▸ TASK DATA:
+---+

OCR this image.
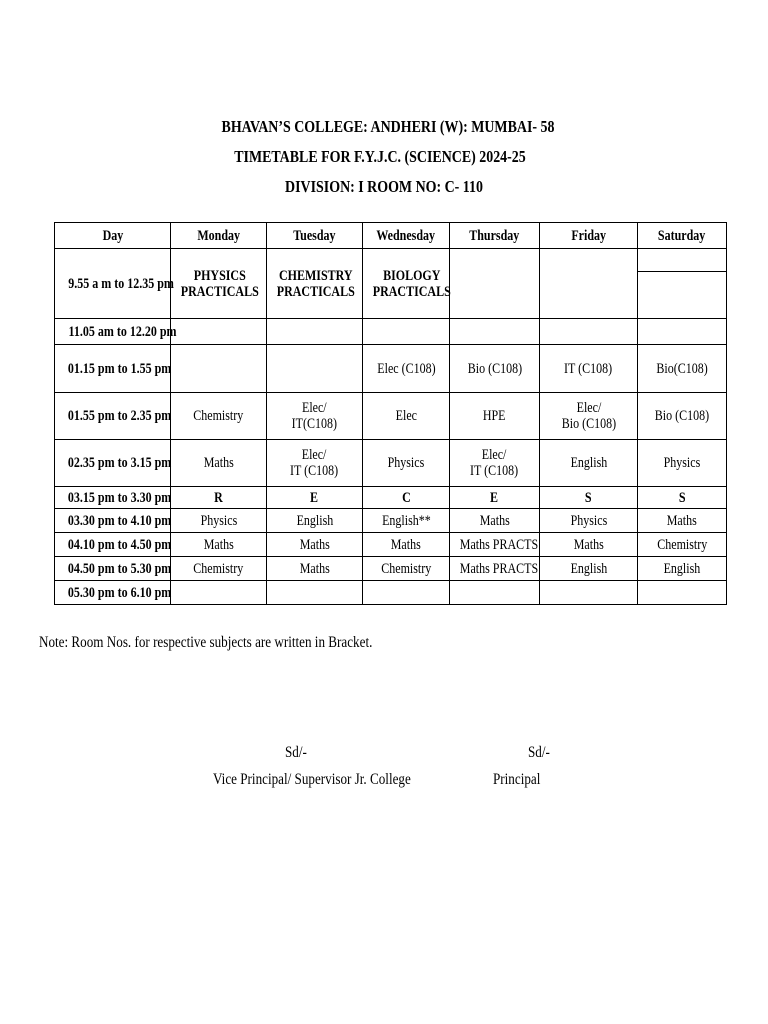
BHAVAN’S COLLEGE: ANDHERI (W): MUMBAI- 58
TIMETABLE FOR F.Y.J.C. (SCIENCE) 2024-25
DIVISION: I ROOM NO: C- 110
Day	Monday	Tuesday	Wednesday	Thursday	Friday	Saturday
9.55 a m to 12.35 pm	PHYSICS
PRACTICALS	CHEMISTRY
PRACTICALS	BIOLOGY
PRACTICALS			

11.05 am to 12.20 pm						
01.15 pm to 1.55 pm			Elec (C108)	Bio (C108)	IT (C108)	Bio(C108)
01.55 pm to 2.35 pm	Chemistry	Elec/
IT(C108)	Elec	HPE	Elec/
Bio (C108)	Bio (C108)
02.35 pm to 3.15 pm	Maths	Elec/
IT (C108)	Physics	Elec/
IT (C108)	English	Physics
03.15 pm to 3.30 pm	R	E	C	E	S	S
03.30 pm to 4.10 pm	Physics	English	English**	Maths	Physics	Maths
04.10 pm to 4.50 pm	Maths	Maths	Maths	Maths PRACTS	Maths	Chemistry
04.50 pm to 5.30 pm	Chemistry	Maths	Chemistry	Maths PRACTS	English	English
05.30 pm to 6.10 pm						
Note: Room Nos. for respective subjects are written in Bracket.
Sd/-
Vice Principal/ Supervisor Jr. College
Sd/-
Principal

+---+

▸ WHAT YOU SHOULD DO: Pictures don't belong in the copy. Restate all the entries exactly.

▸ RESULT OF THE EXERCISE:
OCR this image.
BHAVAN’S COLLEGE: ANDHERI (W): MUMBAI- 58
TIMETABLE FOR F.Y.J.C. (SCIENCE) 2024-25
DIVISION: I ROOM NO: C- 110
Day	Monday	Tuesday	Wednesday	Thursday	Friday	Saturday
9.55 a m to 12.35 pm	PHYSICS
PRACTICALS	CHEMISTRY
PRACTICALS	BIOLOGY
PRACTICALS			

11.05 am to 12.20 pm						
01.15 pm to 1.55 pm			Elec (C108)	Bio (C108)	IT (C108)	Bio(C108)
01.55 pm to 2.35 pm	Chemistry	Elec/
IT(C108)	Elec	HPE	Elec/
Bio (C108)	Bio (C108)
02.35 pm to 3.15 pm	Maths	Elec/
IT (C108)	Physics	Elec/
IT (C108)	English	Physics
03.15 pm to 3.30 pm	R	E	C	E	S	S
03.30 pm to 4.10 pm	Physics	English	English**	Maths	Physics	Maths
04.10 pm to 4.50 pm	Maths	Maths	Maths	Maths PRACTS	Maths	Chemistry
04.50 pm to 5.30 pm	Chemistry	Maths	Chemistry	Maths PRACTS	English	English
05.30 pm to 6.10 pm						
Note: Room Nos. for respective subjects are written in Bracket.
Sd/-
Vice Principal/ Supervisor Jr. College
Sd/-
Principal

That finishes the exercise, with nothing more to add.